= INPUT RECORDS =
-------
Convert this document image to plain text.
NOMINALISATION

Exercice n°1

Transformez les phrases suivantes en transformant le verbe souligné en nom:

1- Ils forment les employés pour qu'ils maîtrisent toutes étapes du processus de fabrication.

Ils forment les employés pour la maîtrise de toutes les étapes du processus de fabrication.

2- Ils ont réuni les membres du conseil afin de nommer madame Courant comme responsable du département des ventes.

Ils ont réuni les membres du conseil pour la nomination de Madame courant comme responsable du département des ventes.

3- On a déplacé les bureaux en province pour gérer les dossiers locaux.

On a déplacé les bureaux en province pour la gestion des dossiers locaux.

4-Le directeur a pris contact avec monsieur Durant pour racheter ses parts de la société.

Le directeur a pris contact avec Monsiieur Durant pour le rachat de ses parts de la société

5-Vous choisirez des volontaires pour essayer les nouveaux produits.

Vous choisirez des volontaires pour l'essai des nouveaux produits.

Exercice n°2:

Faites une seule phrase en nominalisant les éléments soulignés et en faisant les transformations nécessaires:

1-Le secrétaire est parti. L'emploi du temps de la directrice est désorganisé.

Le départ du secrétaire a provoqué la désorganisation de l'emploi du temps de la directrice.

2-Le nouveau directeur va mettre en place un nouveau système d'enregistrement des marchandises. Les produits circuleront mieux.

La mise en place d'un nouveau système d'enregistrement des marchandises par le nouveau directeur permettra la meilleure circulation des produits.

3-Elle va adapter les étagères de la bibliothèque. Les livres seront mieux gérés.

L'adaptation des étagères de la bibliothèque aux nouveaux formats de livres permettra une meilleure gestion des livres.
-------
= WRITTEN EXERCISE =
Find all lines where the word "Vous" appears. Copy them.

= RESULT =
5-Vous choisirez des volontaires pour essayer les nouveaux produits.
Vous choisirez des volontaires pour l'essai des nouveaux produits.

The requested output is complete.